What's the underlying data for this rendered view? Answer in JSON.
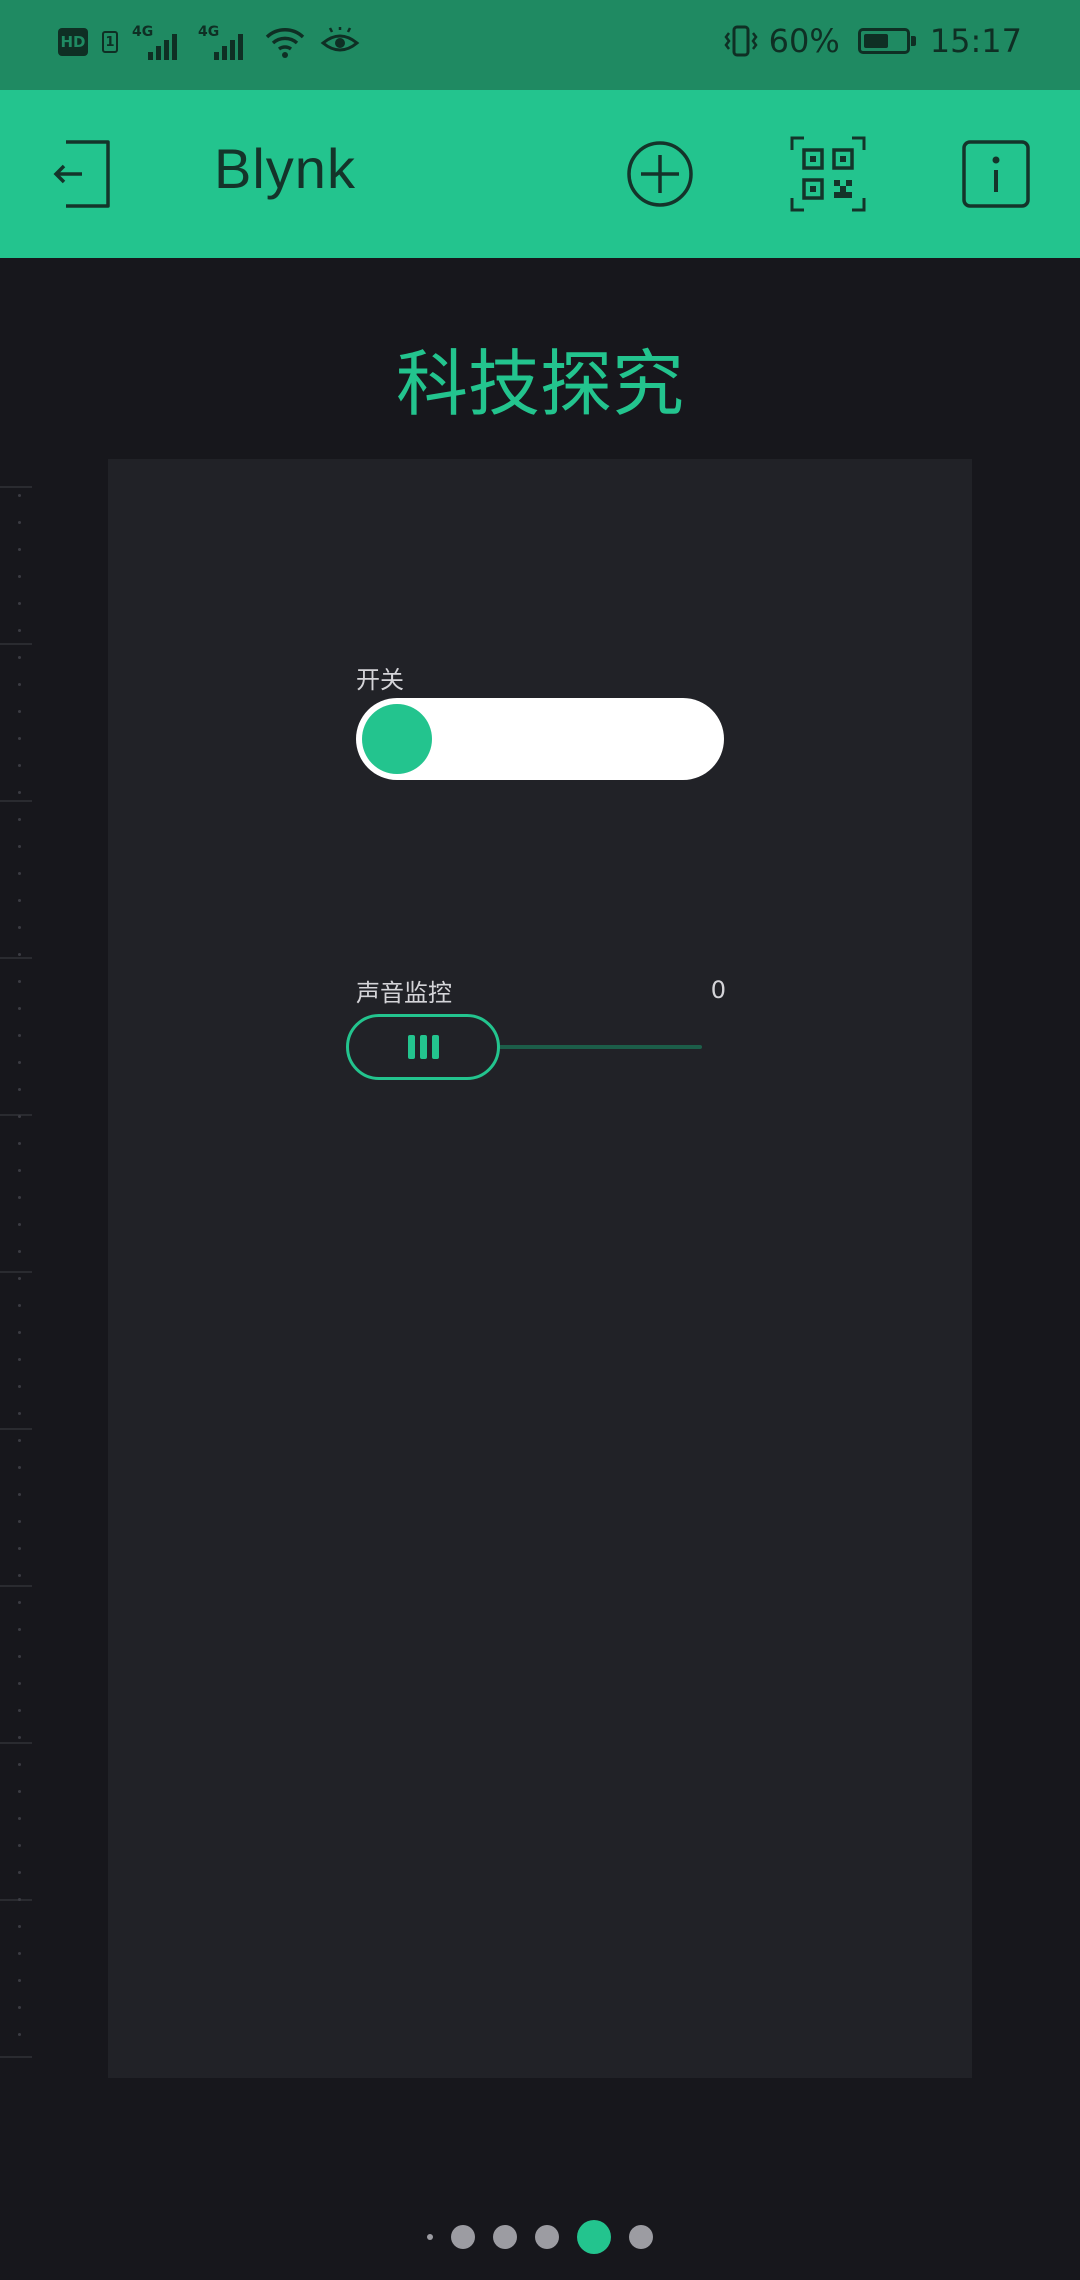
{
  "status_bar": {
    "hd_label": "HD",
    "sim_label": "1",
    "network_1": "4G",
    "network_2": "4G",
    "battery_percent": "60%",
    "battery_level": 0.6,
    "time": "15:17"
  },
  "app_bar": {
    "title": "Blynk",
    "icons": [
      "exit-icon",
      "add-circle-icon",
      "qr-code-icon",
      "info-icon"
    ]
  },
  "project": {
    "title": "科技探究"
  },
  "widgets": {
    "switch": {
      "label": "开关",
      "state": "off"
    },
    "slider": {
      "label": "声音监控",
      "value": "0"
    }
  },
  "pager": {
    "page_count": 6,
    "active_index": 4
  },
  "colors": {
    "accent": "#23c48e",
    "status_bar": "#1f8a62",
    "background": "#17171c",
    "canvas": "#212227"
  }
}
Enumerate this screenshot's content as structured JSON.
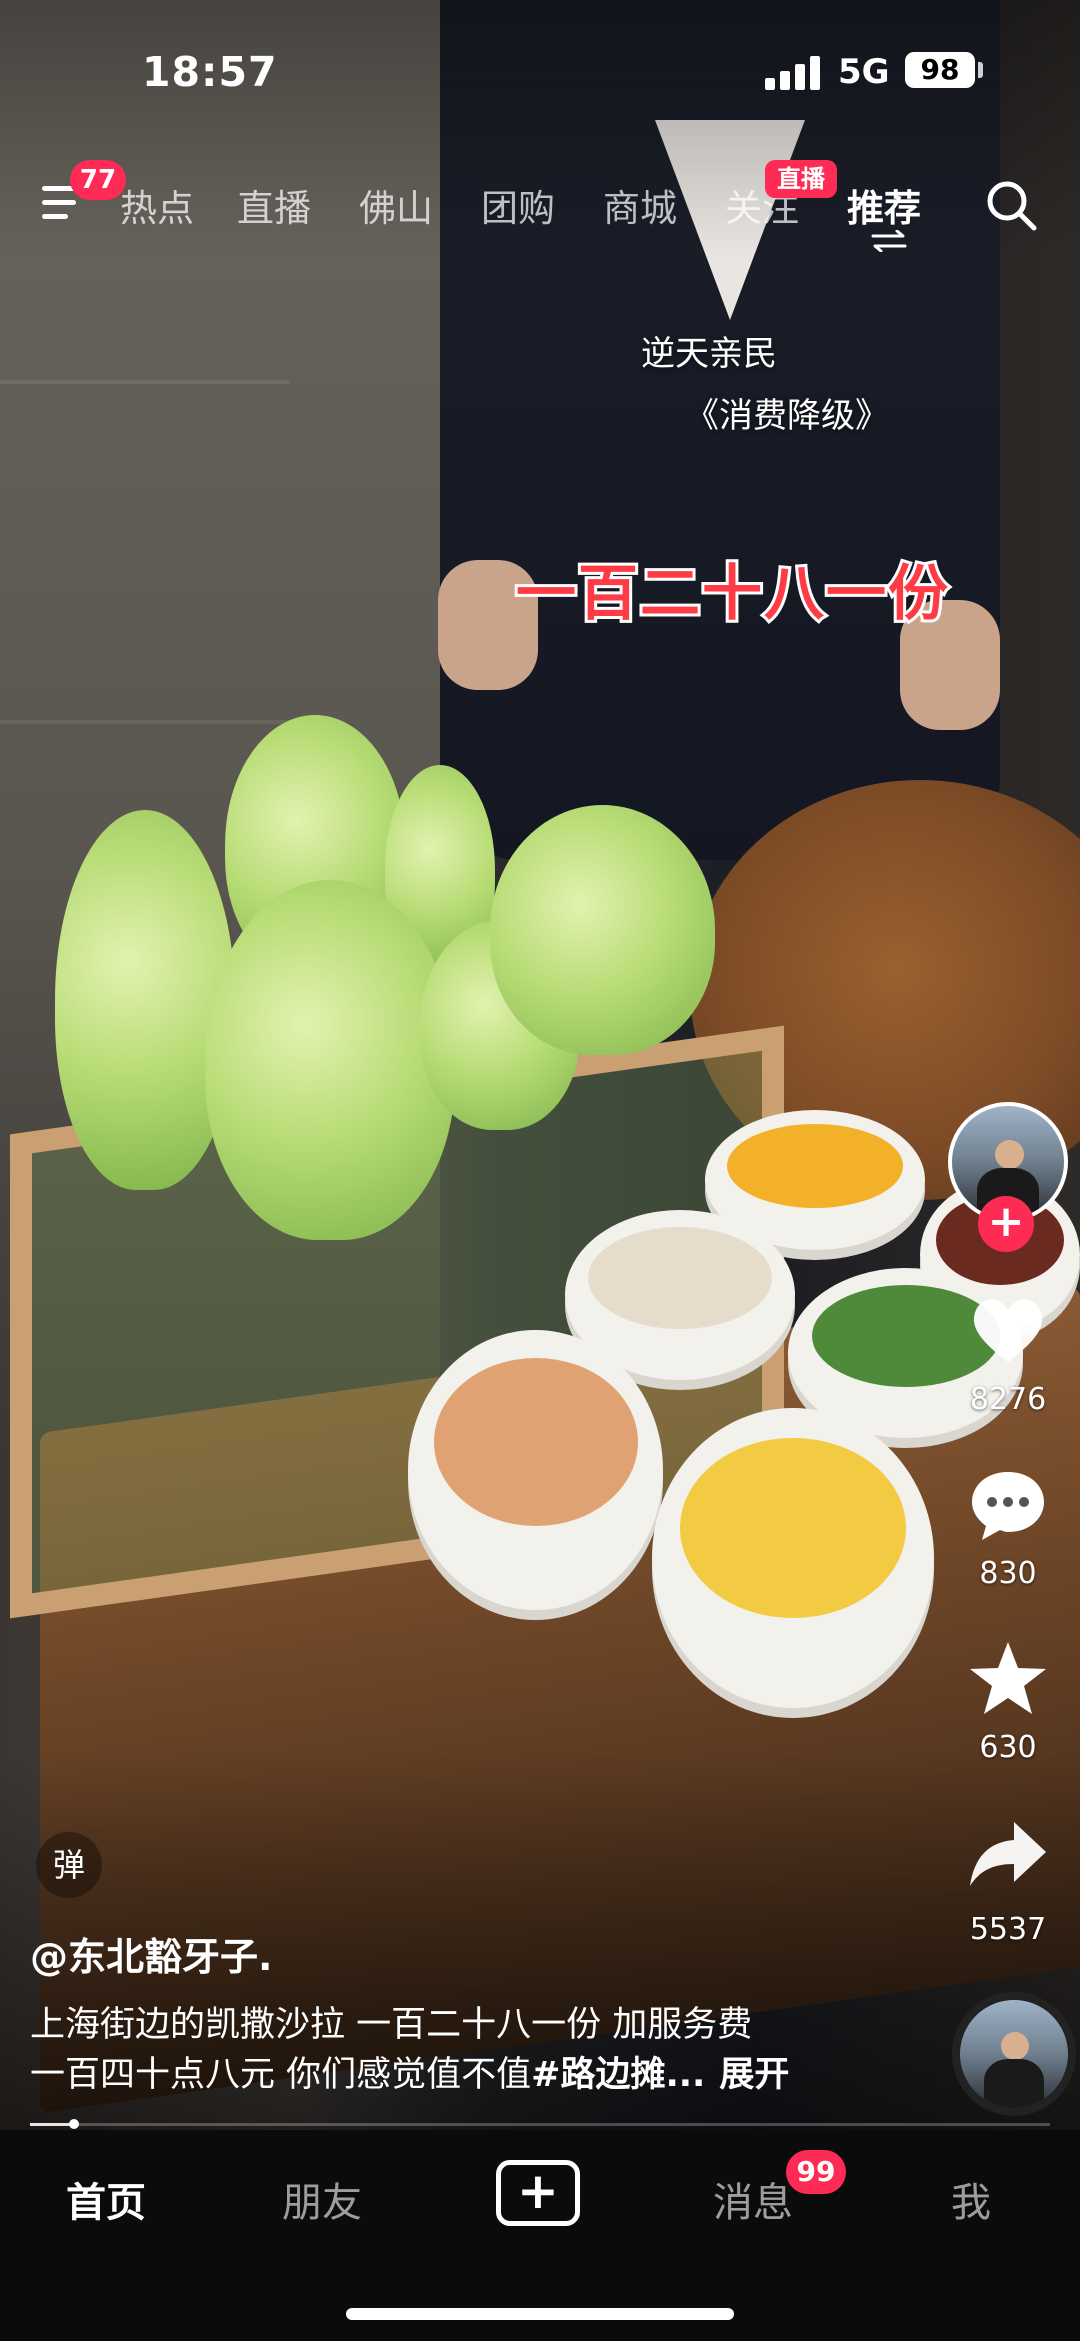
{
  "status_bar": {
    "time": "18:57",
    "network": "5G",
    "battery": "98"
  },
  "top_nav": {
    "menu_badge": "77",
    "tabs": [
      {
        "label": "热点",
        "active": false
      },
      {
        "label": "直播",
        "active": false
      },
      {
        "label": "佛山",
        "active": false
      },
      {
        "label": "团购",
        "active": false
      },
      {
        "label": "商城",
        "active": false
      },
      {
        "label": "关注",
        "active": false
      },
      {
        "label": "推荐",
        "active": true
      }
    ],
    "follow_live_badge": "直播"
  },
  "video": {
    "caption_line1": "逆天亲民",
    "caption_line2": "《消费降级》",
    "overlay_title": "一百二十八一份"
  },
  "actions": {
    "likes": "8276",
    "comments": "830",
    "favorites": "630",
    "shares": "5537",
    "follow_symbol": "+"
  },
  "post": {
    "danmu_label": "弹",
    "author": "@东北豁牙子.",
    "description_line1": "上海街边的凯撒沙拉 一百二十八一份 加服务费",
    "description_line2": "一百四十点八元 你们感觉值不值",
    "hashtag": "#路边摊...",
    "expand_label": "展开",
    "progress_fraction": 0.043
  },
  "bottom_tabs": {
    "home": "首页",
    "friends": "朋友",
    "create": "+",
    "messages": "消息",
    "messages_badge": "99",
    "me": "我"
  },
  "colors": {
    "accent": "#fe2c55",
    "tabbar": "#0b0b0b",
    "overlay_title": "#ff3b45"
  }
}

### What to work on
Repeat verbatim all the material, but not the pictures.

### Answer to this task
What's the underlying data for this rendered view? Answer in JSON.
{
  "status_bar": {
    "hd_label": "HD",
    "sim_label": "1",
    "network_1": "4G",
    "network_2": "4G",
    "battery_percent": "60%",
    "battery_level": 0.6,
    "time": "15:17"
  },
  "app_bar": {
    "title": "Blynk",
    "icons": [
      "exit-icon",
      "add-circle-icon",
      "qr-code-icon",
      "info-icon"
    ]
  },
  "project": {
    "title": "科技探究"
  },
  "widgets": {
    "switch": {
      "label": "开关",
      "state": "off"
    },
    "slider": {
      "label": "声音监控",
      "value": "0"
    }
  },
  "pager": {
    "page_count": 6,
    "active_index": 4
  },
  "colors": {
    "accent": "#23c48e",
    "status_bar": "#1f8a62",
    "background": "#17171c",
    "canvas": "#212227"
  }
}
Enumerate this screenshot's content as structured JSON.
{
  "status_bar": {
    "time": "18:57",
    "network": "5G",
    "battery": "98"
  },
  "top_nav": {
    "menu_badge": "77",
    "tabs": [
      {
        "label": "热点",
        "active": false
      },
      {
        "label": "直播",
        "active": false
      },
      {
        "label": "佛山",
        "active": false
      },
      {
        "label": "团购",
        "active": false
      },
      {
        "label": "商城",
        "active": false
      },
      {
        "label": "关注",
        "active": false
      },
      {
        "label": "推荐",
        "active": true
      }
    ],
    "follow_live_badge": "直播"
  },
  "video": {
    "caption_line1": "逆天亲民",
    "caption_line2": "《消费降级》",
    "overlay_title": "一百二十八一份"
  },
  "actions": {
    "likes": "8276",
    "comments": "830",
    "favorites": "630",
    "shares": "5537",
    "follow_symbol": "+"
  },
  "post": {
    "danmu_label": "弹",
    "author": "@东北豁牙子.",
    "description_line1": "上海街边的凯撒沙拉 一百二十八一份 加服务费",
    "description_line2": "一百四十点八元 你们感觉值不值",
    "hashtag": "#路边摊...",
    "expand_label": "展开",
    "progress_fraction": 0.043
  },
  "bottom_tabs": {
    "home": "首页",
    "friends": "朋友",
    "create": "+",
    "messages": "消息",
    "messages_badge": "99",
    "me": "我"
  },
  "colors": {
    "accent": "#fe2c55",
    "tabbar": "#0b0b0b",
    "overlay_title": "#ff3b45"
  }
}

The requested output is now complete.